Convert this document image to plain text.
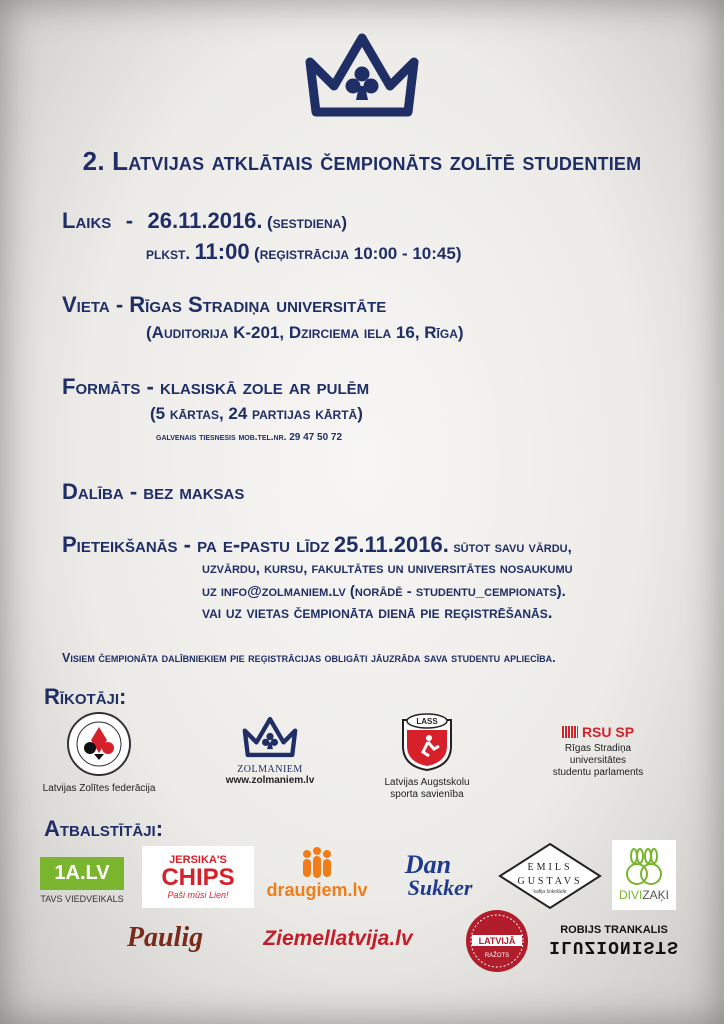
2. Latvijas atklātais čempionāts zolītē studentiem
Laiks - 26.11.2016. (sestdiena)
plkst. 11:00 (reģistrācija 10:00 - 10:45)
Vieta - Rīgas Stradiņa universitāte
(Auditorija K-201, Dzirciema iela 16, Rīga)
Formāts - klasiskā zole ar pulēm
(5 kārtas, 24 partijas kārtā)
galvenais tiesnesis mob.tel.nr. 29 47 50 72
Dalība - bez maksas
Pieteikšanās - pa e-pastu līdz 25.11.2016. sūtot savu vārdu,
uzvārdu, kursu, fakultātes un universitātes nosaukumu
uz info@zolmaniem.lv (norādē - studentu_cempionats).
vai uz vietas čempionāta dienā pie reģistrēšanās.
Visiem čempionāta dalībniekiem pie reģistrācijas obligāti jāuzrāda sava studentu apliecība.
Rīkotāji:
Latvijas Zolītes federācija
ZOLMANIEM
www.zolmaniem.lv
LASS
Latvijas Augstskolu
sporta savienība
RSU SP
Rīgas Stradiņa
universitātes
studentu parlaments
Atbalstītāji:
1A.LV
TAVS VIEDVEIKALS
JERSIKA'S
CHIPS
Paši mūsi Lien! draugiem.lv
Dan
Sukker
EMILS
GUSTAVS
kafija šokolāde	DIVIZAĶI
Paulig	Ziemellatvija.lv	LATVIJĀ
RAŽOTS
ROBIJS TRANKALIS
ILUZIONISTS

* * *

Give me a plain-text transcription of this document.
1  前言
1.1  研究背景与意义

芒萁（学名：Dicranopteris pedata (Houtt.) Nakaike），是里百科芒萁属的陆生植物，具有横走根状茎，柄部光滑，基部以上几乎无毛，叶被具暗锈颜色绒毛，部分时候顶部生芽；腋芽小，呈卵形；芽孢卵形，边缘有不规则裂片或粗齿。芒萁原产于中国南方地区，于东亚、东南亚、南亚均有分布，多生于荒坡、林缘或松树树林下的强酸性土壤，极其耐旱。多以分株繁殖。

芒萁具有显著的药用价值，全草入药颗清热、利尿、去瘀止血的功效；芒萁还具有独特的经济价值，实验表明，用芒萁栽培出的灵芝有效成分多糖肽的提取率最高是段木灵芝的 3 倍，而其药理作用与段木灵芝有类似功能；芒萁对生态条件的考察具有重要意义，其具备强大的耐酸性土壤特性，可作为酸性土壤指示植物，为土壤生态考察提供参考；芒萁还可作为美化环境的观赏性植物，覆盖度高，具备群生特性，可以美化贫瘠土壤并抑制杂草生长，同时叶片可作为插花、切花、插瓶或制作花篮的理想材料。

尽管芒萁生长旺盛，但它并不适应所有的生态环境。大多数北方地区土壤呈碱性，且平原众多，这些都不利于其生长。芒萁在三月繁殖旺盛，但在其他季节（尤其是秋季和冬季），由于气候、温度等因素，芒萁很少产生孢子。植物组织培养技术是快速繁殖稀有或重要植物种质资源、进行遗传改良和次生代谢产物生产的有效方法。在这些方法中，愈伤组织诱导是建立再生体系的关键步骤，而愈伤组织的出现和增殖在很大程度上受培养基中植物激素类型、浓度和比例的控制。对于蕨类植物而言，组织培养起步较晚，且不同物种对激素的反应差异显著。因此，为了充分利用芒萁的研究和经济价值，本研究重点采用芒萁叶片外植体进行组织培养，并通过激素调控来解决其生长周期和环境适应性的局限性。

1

PROBLEM REQUIREMENTS:
Copy each line that contains the word "čempionāta".

SOLVED EXERCISE:
vai uz vietas čempionāta dienā pie reģistrēšanās.
Visiem čempionāta dalībniekiem pie reģistrācijas obligāti jāuzrāda sava studentu apliecība.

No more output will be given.